◆ **TASK OBJECTIVE**
Are you able to quote each entry exactly as written?

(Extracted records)
----------
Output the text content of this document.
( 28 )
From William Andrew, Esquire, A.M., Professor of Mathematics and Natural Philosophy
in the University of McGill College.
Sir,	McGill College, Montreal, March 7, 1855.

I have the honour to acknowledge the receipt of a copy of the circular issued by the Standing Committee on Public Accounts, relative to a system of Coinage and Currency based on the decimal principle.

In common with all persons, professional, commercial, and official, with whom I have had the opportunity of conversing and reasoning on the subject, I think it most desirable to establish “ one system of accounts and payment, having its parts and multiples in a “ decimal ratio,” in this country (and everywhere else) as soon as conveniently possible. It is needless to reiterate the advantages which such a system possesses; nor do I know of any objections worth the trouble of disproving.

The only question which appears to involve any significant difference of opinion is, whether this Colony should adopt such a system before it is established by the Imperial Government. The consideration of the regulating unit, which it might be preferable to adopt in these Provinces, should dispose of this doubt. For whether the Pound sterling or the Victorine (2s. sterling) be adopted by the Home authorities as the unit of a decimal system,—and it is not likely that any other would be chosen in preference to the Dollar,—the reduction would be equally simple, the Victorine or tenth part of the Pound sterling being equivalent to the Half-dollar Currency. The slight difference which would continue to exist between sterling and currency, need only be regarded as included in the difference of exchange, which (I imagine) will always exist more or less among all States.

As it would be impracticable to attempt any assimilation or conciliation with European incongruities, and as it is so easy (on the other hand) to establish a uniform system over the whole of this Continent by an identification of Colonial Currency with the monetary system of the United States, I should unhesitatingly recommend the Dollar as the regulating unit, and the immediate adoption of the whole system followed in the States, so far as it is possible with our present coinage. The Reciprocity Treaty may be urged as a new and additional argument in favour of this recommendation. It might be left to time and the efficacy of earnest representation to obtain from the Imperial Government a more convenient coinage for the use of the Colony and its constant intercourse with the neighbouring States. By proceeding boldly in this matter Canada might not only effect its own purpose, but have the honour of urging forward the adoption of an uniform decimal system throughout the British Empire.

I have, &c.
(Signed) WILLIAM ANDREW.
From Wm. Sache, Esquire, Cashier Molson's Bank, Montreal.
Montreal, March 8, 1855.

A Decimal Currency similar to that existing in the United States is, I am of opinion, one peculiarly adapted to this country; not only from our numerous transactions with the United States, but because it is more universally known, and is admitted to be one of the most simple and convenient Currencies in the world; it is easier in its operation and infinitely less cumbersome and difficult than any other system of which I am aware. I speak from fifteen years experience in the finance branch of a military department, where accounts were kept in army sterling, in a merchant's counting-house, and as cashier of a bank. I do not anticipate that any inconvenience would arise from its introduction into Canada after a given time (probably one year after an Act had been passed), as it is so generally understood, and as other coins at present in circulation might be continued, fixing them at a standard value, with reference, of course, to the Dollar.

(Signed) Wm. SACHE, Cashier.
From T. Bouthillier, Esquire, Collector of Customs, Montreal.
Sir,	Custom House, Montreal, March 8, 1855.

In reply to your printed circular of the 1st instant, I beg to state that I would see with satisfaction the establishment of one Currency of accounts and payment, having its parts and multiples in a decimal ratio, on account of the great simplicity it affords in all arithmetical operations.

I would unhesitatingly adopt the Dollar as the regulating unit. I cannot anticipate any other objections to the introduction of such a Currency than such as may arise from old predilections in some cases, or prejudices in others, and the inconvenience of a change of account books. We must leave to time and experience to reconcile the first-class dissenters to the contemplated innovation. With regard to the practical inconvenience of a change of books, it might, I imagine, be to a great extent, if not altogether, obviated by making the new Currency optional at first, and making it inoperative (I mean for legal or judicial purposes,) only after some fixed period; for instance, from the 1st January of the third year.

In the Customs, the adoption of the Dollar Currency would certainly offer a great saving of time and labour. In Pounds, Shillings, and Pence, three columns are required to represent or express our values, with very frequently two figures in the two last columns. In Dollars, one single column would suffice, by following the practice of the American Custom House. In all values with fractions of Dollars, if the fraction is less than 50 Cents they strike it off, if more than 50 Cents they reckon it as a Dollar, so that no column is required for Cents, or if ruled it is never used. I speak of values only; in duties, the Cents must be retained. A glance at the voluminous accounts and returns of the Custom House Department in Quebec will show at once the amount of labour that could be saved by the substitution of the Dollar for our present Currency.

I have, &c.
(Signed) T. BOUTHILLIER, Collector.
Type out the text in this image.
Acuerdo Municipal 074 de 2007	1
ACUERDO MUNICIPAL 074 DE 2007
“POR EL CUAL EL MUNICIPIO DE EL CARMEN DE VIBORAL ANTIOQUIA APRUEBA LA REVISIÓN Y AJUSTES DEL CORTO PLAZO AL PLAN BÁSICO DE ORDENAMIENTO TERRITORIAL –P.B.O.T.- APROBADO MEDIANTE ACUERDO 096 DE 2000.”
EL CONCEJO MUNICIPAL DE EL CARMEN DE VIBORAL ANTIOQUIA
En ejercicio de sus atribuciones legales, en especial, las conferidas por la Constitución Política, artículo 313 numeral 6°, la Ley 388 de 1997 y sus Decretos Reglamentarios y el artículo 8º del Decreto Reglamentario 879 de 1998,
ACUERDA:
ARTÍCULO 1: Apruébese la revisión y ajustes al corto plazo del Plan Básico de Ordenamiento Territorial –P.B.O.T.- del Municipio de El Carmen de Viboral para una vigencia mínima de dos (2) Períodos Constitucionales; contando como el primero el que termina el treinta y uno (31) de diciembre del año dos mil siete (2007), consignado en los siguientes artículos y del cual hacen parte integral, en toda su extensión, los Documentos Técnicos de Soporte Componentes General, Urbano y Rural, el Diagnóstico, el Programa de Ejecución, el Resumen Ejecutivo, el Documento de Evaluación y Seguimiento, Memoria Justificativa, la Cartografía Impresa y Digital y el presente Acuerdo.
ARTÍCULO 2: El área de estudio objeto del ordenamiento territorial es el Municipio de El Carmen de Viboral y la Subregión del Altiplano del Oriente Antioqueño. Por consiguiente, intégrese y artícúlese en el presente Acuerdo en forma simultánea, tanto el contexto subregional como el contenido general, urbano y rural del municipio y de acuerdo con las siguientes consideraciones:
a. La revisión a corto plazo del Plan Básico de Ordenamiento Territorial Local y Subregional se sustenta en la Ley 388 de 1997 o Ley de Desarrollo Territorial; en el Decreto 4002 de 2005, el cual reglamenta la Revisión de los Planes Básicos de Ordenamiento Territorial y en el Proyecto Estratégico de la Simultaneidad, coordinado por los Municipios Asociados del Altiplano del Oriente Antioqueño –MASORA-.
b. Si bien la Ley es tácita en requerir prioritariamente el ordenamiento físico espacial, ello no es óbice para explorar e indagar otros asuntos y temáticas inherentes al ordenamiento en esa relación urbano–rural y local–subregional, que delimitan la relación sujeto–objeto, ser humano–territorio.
----------
◆ **WORKED SOLUTION**
Output the text content of this document.
( 28 )
From William Andrew, Esquire, A.M., Professor of Mathematics and Natural Philosophy
in the University of McGill College.
Sir,	McGill College, Montreal, March 7, 1855.

I have the honour to acknowledge the receipt of a copy of the circular issued by the Standing Committee on Public Accounts, relative to a system of Coinage and Currency based on the decimal principle.

In common with all persons, professional, commercial, and official, with whom I have had the opportunity of conversing and reasoning on the subject, I think it most desirable to establish “ one system of accounts and payment, having its parts and multiples in a “ decimal ratio,” in this country (and everywhere else) as soon as conveniently possible. It is needless to reiterate the advantages which such a system possesses; nor do I know of any objections worth the trouble of disproving.

The only question which appears to involve any significant difference of opinion is, whether this Colony should adopt such a system before it is established by the Imperial Government. The consideration of the regulating unit, which it might be preferable to adopt in these Provinces, should dispose of this doubt. For whether the Pound sterling or the Victorine (2s. sterling) be adopted by the Home authorities as the unit of a decimal system,—and it is not likely that any other would be chosen in preference to the Dollar,—the reduction would be equally simple, the Victorine or tenth part of the Pound sterling being equivalent to the Half-dollar Currency. The slight difference which would continue to exist between sterling and currency, need only be regarded as included in the difference of exchange, which (I imagine) will always exist more or less among all States.

As it would be impracticable to attempt any assimilation or conciliation with European incongruities, and as it is so easy (on the other hand) to establish a uniform system over the whole of this Continent by an identification of Colonial Currency with the monetary system of the United States, I should unhesitatingly recommend the Dollar as the regulating unit, and the immediate adoption of the whole system followed in the States, so far as it is possible with our present coinage. The Reciprocity Treaty may be urged as a new and additional argument in favour of this recommendation. It might be left to time and the efficacy of earnest representation to obtain from the Imperial Government a more convenient coinage for the use of the Colony and its constant intercourse with the neighbouring States. By proceeding boldly in this matter Canada might not only effect its own purpose, but have the honour of urging forward the adoption of an uniform decimal system throughout the British Empire.

I have, &c.
(Signed) WILLIAM ANDREW.
From Wm. Sache, Esquire, Cashier Molson's Bank, Montreal.
Montreal, March 8, 1855.

A Decimal Currency similar to that existing in the United States is, I am of opinion, one peculiarly adapted to this country; not only from our numerous transactions with the United States, but because it is more universally known, and is admitted to be one of the most simple and convenient Currencies in the world; it is easier in its operation and infinitely less cumbersome and difficult than any other system of which I am aware. I speak from fifteen years experience in the finance branch of a military department, where accounts were kept in army sterling, in a merchant's counting-house, and as cashier of a bank. I do not anticipate that any inconvenience would arise from its introduction into Canada after a given time (probably one year after an Act had been passed), as it is so generally understood, and as other coins at present in circulation might be continued, fixing them at a standard value, with reference, of course, to the Dollar.

(Signed) Wm. SACHE, Cashier.
From T. Bouthillier, Esquire, Collector of Customs, Montreal.
Sir,	Custom House, Montreal, March 8, 1855.

In reply to your printed circular of the 1st instant, I beg to state that I would see with satisfaction the establishment of one Currency of accounts and payment, having its parts and multiples in a decimal ratio, on account of the great simplicity it affords in all arithmetical operations.

I would unhesitatingly adopt the Dollar as the regulating unit. I cannot anticipate any other objections to the introduction of such a Currency than such as may arise from old predilections in some cases, or prejudices in others, and the inconvenience of a change of account books. We must leave to time and experience to reconcile the first-class dissenters to the contemplated innovation. With regard to the practical inconvenience of a change of books, it might, I imagine, be to a great extent, if not altogether, obviated by making the new Currency optional at first, and making it inoperative (I mean for legal or judicial purposes,) only after some fixed period; for instance, from the 1st January of the third year.

In the Customs, the adoption of the Dollar Currency would certainly offer a great saving of time and labour. In Pounds, Shillings, and Pence, three columns are required to represent or express our values, with very frequently two figures in the two last columns. In Dollars, one single column would suffice, by following the practice of the American Custom House. In all values with fractions of Dollars, if the fraction is less than 50 Cents they strike it off, if more than 50 Cents they reckon it as a Dollar, so that no column is required for Cents, or if ruled it is never used. I speak of values only; in duties, the Cents must be retained. A glance at the voluminous accounts and returns of the Custom House Department in Quebec will show at once the amount of labour that could be saved by the substitution of the Dollar for our present Currency.

I have, &c.
(Signed) T. BOUTHILLIER, Collector.
Type out the text in this image.
Acuerdo Municipal 074 de 2007	1
ACUERDO MUNICIPAL 074 DE 2007
“POR EL CUAL EL MUNICIPIO DE EL CARMEN DE VIBORAL ANTIOQUIA APRUEBA LA REVISIÓN Y AJUSTES DEL CORTO PLAZO AL PLAN BÁSICO DE ORDENAMIENTO TERRITORIAL –P.B.O.T.- APROBADO MEDIANTE ACUERDO 096 DE 2000.”
EL CONCEJO MUNICIPAL DE EL CARMEN DE VIBORAL ANTIOQUIA
En ejercicio de sus atribuciones legales, en especial, las conferidas por la Constitución Política, artículo 313 numeral 6°, la Ley 388 de 1997 y sus Decretos Reglamentarios y el artículo 8º del Decreto Reglamentario 879 de 1998,
ACUERDA:
ARTÍCULO 1: Apruébese la revisión y ajustes al corto plazo del Plan Básico de Ordenamiento Territorial –P.B.O.T.- del Municipio de El Carmen de Viboral para una vigencia mínima de dos (2) Períodos Constitucionales; contando como el primero el que termina el treinta y uno (31) de diciembre del año dos mil siete (2007), consignado en los siguientes artículos y del cual hacen parte integral, en toda su extensión, los Documentos Técnicos de Soporte Componentes General, Urbano y Rural, el Diagnóstico, el Programa de Ejecución, el Resumen Ejecutivo, el Documento de Evaluación y Seguimiento, Memoria Justificativa, la Cartografía Impresa y Digital y el presente Acuerdo.
ARTÍCULO 2: El área de estudio objeto del ordenamiento territorial es el Municipio de El Carmen de Viboral y la Subregión del Altiplano del Oriente Antioqueño. Por consiguiente, intégrese y artícúlese en el presente Acuerdo en forma simultánea, tanto el contexto subregional como el contenido general, urbano y rural del municipio y de acuerdo con las siguientes consideraciones:
a. La revisión a corto plazo del Plan Básico de Ordenamiento Territorial Local y Subregional se sustenta en la Ley 388 de 1997 o Ley de Desarrollo Territorial; en el Decreto 4002 de 2005, el cual reglamenta la Revisión de los Planes Básicos de Ordenamiento Territorial y en el Proyecto Estratégico de la Simultaneidad, coordinado por los Municipios Asociados del Altiplano del Oriente Antioqueño –MASORA-.
b. Si bien la Ley es tácita en requerir prioritariamente el ordenamiento físico espacial, ello no es óbice para explorar e indagar otros asuntos y temáticas inherentes al ordenamiento en esa relación urbano–rural y local–subregional, que delimitan la relación sujeto–objeto, ser humano–territorio.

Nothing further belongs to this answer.